Saved entries:
··········
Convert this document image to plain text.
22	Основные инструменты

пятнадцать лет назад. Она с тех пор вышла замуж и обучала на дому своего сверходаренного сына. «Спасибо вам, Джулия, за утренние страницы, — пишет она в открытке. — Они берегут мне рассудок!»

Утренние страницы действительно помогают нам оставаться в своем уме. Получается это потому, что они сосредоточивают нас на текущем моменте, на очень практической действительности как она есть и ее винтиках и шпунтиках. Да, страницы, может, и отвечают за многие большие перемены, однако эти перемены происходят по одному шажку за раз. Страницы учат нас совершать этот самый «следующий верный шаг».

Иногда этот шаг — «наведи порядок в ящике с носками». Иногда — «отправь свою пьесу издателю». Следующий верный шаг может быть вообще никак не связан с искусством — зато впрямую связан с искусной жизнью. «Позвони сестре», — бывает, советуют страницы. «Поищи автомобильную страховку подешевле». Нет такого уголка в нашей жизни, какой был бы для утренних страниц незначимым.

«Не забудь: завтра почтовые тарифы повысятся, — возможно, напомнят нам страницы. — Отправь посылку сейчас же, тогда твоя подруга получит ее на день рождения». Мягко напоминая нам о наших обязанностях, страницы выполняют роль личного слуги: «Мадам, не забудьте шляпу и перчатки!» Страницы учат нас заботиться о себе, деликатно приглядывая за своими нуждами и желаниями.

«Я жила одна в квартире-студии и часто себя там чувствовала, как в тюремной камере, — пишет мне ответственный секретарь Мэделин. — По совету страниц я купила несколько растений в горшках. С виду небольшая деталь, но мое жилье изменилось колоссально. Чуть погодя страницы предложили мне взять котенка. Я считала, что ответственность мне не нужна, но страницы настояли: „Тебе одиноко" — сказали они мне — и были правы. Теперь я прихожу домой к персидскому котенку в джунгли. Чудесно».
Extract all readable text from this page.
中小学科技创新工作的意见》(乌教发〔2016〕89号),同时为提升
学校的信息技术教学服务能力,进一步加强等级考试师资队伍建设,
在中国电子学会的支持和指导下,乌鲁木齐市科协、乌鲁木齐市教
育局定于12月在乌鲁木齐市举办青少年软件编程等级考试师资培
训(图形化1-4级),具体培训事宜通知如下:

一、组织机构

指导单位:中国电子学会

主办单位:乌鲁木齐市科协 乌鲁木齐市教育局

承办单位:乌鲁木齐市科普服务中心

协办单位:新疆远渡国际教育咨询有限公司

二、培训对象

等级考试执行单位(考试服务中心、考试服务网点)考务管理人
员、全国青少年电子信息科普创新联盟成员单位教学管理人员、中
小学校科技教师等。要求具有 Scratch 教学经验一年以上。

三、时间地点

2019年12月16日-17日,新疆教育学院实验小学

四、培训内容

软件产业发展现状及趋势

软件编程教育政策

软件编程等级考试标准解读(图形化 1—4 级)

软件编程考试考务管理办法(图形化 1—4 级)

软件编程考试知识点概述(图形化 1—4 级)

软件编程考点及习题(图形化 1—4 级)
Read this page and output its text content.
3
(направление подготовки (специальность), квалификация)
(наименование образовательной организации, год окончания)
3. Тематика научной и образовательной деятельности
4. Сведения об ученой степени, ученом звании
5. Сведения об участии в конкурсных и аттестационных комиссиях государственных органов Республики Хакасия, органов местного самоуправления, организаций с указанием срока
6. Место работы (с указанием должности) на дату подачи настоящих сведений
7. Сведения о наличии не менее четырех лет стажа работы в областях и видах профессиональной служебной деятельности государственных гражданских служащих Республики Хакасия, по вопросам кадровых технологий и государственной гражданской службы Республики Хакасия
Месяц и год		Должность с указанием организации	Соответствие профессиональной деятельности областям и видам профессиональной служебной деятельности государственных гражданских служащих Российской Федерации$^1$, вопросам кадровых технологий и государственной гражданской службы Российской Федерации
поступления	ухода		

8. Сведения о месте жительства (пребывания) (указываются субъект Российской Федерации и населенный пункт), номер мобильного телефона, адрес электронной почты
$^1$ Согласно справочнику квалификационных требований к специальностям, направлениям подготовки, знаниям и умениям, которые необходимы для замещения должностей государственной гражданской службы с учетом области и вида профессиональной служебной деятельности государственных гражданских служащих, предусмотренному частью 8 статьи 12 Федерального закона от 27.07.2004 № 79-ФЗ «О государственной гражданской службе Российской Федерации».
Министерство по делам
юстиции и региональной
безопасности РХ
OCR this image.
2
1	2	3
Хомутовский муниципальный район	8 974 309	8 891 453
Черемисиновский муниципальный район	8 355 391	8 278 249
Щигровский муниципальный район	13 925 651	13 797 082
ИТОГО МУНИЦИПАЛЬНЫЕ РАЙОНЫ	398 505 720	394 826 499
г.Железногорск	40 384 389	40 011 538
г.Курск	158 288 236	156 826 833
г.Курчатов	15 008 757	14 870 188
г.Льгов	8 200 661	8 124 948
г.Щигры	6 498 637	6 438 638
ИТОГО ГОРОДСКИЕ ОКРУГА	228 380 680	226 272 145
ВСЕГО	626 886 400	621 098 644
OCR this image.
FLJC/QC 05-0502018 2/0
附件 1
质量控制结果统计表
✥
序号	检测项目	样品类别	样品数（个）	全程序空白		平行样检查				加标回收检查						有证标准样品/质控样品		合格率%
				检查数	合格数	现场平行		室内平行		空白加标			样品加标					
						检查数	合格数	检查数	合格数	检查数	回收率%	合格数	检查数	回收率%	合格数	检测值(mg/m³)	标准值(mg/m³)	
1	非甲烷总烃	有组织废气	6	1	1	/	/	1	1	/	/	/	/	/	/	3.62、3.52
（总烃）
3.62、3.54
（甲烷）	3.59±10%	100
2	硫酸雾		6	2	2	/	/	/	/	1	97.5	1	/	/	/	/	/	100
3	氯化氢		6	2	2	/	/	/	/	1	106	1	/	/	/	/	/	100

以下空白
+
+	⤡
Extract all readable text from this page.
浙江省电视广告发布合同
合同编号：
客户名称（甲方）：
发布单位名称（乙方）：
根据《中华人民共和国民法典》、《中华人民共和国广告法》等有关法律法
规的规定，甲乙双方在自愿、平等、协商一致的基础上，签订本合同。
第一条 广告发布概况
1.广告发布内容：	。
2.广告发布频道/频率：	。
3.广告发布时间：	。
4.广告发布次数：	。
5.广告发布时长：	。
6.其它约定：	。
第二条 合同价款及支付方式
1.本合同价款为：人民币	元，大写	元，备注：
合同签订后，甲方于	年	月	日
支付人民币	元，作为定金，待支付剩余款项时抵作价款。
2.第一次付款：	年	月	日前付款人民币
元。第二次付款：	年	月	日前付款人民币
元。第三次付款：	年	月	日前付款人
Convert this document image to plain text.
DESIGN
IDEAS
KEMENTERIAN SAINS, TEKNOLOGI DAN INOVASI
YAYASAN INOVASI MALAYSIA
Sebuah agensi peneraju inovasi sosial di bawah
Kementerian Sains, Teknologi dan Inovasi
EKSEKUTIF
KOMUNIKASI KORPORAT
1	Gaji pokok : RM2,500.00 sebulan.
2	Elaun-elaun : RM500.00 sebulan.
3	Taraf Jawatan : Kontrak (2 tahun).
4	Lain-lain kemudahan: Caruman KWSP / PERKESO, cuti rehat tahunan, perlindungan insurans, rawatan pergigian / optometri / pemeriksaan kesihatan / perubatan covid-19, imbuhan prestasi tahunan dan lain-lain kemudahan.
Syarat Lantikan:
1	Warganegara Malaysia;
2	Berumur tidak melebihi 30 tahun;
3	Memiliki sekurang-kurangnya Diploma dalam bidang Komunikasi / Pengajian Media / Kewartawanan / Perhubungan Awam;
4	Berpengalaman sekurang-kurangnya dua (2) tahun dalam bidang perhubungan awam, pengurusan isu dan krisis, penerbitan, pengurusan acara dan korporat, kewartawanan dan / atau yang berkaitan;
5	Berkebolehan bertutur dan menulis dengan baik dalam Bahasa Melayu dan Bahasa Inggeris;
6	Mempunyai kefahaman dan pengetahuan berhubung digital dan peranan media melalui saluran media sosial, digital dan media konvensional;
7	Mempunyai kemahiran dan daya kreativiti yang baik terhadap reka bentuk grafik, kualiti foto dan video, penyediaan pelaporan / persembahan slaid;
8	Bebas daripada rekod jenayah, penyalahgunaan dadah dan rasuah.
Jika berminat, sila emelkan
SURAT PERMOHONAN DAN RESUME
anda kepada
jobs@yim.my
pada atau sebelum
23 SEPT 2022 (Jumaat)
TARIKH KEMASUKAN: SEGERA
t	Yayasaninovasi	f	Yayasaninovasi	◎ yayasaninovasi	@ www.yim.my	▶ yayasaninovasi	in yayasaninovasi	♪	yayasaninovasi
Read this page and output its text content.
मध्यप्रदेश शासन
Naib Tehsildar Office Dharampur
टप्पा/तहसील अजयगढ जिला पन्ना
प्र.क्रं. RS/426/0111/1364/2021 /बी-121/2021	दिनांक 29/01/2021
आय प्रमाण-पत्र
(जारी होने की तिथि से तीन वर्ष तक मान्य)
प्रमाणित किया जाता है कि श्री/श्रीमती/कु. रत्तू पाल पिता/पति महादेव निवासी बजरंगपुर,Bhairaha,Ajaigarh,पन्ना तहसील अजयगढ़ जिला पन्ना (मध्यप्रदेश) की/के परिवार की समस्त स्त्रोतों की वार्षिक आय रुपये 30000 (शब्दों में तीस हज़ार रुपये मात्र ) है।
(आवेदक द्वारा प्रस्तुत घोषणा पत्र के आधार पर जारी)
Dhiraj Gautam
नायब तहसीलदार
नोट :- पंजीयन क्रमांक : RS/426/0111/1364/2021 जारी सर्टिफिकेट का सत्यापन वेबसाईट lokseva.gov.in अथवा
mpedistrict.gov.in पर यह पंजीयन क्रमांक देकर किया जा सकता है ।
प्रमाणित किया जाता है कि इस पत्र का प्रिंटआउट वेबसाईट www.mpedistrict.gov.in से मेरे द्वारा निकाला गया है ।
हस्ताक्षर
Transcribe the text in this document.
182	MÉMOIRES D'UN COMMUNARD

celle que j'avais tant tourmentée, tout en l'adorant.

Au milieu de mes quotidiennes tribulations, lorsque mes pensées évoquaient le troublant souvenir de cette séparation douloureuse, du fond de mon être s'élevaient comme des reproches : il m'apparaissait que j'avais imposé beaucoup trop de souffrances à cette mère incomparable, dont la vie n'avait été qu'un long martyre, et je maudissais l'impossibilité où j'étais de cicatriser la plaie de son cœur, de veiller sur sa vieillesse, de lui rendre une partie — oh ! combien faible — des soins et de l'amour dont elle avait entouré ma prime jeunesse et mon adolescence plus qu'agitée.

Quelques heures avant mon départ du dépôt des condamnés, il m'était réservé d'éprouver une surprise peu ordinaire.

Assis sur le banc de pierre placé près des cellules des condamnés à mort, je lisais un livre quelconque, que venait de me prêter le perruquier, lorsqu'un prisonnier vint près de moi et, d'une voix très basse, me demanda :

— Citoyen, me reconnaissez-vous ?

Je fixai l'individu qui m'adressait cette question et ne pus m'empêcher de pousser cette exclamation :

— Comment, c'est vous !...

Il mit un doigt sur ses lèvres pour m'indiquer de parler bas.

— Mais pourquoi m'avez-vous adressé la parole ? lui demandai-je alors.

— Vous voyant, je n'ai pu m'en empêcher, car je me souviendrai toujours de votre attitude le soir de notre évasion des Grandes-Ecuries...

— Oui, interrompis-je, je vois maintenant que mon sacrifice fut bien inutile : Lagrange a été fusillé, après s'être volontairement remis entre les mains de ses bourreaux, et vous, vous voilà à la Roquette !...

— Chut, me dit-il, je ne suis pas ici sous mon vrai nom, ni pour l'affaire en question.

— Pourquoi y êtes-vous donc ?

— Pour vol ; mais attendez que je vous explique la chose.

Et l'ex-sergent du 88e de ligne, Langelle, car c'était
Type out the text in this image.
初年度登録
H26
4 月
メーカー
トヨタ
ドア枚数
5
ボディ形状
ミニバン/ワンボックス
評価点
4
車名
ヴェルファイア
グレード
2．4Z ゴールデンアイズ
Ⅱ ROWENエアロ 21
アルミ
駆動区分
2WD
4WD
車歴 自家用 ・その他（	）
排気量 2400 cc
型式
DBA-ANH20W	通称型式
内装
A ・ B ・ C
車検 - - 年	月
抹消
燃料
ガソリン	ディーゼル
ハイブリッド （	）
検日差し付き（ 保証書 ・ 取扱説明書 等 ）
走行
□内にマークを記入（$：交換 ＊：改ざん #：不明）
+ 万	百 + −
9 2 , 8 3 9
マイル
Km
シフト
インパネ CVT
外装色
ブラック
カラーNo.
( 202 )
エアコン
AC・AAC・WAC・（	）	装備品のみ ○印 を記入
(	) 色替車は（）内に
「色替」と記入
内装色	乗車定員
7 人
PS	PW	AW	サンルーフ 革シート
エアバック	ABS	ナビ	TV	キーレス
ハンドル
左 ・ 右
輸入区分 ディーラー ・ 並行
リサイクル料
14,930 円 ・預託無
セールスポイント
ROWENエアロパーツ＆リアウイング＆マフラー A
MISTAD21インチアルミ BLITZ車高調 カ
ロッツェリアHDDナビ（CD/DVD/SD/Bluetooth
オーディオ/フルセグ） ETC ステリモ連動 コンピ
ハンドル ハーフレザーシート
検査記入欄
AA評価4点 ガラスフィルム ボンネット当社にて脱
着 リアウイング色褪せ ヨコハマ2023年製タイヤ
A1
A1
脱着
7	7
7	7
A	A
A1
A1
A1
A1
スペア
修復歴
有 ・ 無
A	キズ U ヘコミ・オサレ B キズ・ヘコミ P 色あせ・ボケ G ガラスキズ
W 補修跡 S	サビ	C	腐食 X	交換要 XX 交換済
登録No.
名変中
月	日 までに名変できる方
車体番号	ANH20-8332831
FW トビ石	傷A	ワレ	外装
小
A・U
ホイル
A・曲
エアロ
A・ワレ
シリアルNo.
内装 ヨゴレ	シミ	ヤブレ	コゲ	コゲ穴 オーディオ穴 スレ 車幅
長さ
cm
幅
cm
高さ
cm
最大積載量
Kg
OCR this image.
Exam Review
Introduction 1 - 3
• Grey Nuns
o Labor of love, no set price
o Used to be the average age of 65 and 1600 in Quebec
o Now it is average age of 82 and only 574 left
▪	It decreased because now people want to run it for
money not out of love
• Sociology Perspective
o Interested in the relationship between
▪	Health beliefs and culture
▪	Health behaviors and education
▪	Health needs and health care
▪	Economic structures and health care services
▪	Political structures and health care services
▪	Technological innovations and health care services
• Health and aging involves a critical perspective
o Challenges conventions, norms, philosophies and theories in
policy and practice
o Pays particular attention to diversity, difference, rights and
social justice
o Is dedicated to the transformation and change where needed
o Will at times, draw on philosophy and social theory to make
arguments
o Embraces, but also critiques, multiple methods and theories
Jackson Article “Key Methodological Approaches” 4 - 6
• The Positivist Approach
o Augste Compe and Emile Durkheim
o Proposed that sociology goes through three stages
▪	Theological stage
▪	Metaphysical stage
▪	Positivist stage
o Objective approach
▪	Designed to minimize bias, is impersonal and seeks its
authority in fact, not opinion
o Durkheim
··········
STATED TASK
Collect the lines of the records that include the string "question".

TASK ANSWER
Je fixai l'individu qui m'adressait cette question et ne pus m'empêcher de pousser cette exclamation :
— Chut, me dit-il, je ne suis pas ici sous mon vrai nom, ni pour l'affaire en question.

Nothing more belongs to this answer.